### INSTRUCTIONS TO FOLLOW
Write out the whole listing again, exactly.

### RECORDS SHOWN
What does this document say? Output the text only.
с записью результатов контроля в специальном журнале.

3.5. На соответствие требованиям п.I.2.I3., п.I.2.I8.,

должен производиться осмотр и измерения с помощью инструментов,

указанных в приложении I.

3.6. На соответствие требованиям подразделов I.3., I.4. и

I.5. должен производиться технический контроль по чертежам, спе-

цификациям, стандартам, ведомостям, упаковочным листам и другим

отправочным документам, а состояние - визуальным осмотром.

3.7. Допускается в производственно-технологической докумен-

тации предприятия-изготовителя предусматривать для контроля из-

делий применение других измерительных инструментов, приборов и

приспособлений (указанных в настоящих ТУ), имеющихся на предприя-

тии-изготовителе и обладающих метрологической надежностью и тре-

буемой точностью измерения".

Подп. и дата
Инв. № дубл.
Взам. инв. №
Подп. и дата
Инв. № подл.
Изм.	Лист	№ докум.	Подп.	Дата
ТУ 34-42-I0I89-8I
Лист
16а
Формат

### RESPONSE BELOW
What does this document say? Output the text only.
с записью результатов контроля в специальном журнале.

3.5. На соответствие требованиям п.I.2.I3., п.I.2.I8.,

должен производиться осмотр и измерения с помощью инструментов,

указанных в приложении I.

3.6. На соответствие требованиям подразделов I.3., I.4. и

I.5. должен производиться технический контроль по чертежам, спе-

цификациям, стандартам, ведомостям, упаковочным листам и другим

отправочным документам, а состояние - визуальным осмотром.

3.7. Допускается в производственно-технологической докумен-

тации предприятия-изготовителя предусматривать для контроля из-

делий применение других измерительных инструментов, приборов и

приспособлений (указанных в настоящих ТУ), имеющихся на предприя-

тии-изготовителе и обладающих метрологической надежностью и тре-

буемой точностью измерения".

Подп. и дата
Инв. № дубл.
Взам. инв. №
Подп. и дата
Инв. № подл.
Изм.	Лист	№ докум.	Подп.	Дата
ТУ 34-42-I0I89-8I
Лист
16а
Формат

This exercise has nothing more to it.